WHAT YOU NEED TO DO |
How many lines in the listing below include the word "secretaria"? Reply with the count alone.

INPUT ROWS |
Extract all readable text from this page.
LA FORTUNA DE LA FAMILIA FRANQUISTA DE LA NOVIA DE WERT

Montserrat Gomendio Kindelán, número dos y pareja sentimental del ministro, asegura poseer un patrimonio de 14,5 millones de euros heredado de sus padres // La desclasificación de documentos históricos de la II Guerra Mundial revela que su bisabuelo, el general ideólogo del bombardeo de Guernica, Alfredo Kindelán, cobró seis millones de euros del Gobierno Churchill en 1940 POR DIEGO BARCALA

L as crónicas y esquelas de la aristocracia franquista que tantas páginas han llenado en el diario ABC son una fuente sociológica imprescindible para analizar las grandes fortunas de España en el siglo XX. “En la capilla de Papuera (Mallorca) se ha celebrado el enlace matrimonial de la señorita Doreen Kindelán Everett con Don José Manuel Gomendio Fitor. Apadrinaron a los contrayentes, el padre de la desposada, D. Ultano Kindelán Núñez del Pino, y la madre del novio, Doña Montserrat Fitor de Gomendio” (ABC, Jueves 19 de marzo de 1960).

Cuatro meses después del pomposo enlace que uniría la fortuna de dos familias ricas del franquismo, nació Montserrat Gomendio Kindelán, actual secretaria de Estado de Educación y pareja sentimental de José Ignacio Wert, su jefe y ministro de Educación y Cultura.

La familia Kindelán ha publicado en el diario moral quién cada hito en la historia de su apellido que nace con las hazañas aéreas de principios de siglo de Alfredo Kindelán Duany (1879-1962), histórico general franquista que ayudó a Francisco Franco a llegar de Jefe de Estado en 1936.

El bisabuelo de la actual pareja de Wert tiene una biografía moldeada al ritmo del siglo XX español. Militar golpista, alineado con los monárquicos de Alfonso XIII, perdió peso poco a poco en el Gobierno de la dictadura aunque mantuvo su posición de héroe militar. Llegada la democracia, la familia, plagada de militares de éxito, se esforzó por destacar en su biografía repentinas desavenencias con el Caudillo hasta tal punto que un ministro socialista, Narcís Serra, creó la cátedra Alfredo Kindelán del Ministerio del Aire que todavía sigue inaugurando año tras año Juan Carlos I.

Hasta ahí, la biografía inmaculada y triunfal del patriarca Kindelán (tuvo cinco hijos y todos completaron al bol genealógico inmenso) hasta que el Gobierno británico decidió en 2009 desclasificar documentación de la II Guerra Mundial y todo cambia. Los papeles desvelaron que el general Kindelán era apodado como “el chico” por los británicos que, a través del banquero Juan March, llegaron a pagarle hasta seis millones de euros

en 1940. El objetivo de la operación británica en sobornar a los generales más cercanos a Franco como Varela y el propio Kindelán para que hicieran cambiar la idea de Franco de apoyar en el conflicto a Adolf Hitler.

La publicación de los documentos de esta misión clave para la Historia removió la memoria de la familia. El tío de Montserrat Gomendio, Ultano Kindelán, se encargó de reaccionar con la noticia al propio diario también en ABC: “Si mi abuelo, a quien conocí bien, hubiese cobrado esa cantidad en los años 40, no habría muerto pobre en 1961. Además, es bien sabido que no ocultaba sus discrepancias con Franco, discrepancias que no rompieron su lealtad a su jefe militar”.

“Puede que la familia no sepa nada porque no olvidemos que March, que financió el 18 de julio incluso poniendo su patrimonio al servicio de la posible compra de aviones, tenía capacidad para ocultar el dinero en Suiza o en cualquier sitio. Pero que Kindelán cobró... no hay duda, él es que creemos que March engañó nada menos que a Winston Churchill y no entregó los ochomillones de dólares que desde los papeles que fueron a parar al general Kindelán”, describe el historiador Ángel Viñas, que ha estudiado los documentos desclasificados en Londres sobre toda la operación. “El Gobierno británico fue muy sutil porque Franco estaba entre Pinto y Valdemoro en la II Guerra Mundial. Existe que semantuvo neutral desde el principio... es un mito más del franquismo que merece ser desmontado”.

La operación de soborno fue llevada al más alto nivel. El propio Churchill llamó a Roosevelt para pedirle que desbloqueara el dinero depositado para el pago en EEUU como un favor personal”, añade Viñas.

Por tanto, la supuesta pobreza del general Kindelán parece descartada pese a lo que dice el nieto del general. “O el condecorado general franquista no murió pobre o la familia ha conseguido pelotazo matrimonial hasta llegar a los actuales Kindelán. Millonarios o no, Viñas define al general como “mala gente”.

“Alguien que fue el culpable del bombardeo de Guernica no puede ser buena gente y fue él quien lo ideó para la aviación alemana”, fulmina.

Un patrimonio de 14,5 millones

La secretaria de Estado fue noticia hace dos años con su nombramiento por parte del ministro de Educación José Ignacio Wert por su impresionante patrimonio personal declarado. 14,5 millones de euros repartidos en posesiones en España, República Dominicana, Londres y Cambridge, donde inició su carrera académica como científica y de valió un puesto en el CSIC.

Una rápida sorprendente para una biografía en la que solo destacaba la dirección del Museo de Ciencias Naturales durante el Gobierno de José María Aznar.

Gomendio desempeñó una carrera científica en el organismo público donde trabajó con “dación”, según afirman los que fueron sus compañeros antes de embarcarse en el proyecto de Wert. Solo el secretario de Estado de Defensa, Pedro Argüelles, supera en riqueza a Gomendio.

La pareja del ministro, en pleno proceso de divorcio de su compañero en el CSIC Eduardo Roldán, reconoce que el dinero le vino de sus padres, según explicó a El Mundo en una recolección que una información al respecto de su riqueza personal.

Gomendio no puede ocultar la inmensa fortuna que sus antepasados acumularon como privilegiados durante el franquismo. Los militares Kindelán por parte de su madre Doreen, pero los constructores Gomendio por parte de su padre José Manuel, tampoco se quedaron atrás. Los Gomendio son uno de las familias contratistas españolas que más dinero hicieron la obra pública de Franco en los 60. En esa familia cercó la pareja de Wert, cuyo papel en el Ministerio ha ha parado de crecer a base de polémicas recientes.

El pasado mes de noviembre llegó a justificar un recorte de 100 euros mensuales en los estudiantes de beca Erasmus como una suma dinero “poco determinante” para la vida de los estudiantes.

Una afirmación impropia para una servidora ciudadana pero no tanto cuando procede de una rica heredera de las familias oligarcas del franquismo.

EXERCISE RESPONSE |
2